'''

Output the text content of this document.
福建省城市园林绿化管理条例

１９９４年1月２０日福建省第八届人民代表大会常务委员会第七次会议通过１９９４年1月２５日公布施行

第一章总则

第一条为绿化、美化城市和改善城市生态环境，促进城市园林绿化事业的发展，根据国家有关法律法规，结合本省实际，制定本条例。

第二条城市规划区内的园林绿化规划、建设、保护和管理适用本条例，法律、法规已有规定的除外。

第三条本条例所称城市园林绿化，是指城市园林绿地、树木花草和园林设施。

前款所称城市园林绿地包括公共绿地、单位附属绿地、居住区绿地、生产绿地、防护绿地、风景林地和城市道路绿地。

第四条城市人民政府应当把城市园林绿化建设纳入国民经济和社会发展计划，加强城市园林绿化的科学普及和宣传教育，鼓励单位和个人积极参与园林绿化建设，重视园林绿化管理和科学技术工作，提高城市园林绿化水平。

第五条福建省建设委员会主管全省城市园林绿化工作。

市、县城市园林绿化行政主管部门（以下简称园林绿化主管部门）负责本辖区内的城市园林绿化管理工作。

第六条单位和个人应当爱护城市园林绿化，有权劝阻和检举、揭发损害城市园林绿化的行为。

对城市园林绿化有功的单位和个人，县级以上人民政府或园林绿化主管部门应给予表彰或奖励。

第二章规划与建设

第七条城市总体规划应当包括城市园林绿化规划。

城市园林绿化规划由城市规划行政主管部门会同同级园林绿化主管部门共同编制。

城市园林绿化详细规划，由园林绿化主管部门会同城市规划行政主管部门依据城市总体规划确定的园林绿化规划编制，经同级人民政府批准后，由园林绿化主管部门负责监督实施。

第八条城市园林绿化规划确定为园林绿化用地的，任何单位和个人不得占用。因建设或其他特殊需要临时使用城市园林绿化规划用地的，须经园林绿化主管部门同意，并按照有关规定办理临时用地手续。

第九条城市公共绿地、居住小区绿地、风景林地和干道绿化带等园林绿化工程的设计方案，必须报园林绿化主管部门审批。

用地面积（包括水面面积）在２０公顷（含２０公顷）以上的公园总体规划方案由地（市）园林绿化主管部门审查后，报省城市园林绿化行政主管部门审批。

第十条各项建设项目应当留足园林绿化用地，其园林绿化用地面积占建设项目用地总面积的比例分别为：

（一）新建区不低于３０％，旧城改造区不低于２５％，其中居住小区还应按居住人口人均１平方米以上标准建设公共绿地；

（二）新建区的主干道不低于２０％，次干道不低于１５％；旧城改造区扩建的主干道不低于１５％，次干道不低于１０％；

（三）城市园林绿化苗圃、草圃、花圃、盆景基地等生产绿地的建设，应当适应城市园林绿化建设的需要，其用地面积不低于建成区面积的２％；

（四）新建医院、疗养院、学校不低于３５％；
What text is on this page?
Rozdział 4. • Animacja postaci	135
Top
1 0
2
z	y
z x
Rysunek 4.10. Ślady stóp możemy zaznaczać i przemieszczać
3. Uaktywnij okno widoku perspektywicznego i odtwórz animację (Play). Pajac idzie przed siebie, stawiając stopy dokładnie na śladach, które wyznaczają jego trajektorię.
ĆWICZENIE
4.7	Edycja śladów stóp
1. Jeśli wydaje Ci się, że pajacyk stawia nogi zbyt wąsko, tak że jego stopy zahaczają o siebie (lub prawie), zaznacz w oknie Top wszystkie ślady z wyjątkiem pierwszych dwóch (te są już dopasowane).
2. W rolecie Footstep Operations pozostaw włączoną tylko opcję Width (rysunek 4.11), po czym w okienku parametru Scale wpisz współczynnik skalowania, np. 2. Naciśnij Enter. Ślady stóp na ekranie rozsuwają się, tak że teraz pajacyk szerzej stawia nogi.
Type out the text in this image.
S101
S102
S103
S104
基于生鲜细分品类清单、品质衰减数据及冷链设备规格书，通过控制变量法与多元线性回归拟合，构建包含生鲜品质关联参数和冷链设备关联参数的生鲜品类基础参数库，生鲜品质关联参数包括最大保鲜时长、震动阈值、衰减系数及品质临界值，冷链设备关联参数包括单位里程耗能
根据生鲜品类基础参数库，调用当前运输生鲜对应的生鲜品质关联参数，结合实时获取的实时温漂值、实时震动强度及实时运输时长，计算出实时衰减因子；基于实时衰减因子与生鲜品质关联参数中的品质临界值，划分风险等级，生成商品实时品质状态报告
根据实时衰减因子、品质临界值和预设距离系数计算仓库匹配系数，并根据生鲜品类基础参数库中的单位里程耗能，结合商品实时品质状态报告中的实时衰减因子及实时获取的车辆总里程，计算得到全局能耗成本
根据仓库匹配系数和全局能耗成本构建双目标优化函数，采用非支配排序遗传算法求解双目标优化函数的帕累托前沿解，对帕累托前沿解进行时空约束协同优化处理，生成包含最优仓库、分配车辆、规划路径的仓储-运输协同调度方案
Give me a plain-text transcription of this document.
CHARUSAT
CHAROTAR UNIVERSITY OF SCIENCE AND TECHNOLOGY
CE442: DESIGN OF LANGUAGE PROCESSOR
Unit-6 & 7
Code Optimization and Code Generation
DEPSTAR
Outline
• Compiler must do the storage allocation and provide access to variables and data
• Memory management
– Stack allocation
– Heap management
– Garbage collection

'''

**What you should do:** Using the records above, pull out each line where the word "siebie" occurs.

**Task solution:**
3. Uaktywnij okno widoku perspektywicznego i odtwórz animację (Play). Pajac idzie przed siebie, stawiając stopy dokładnie na śladach, które wyznaczają jego trajektorię.
1. Jeśli wydaje Ci się, że pajacyk stawia nogi zbyt wąsko, tak że jego stopy zahaczają o siebie (lub prawie), zaznacz w oknie Top wszystkie ślady z wyjątkiem pierwszych dwóch (te są już dopasowane).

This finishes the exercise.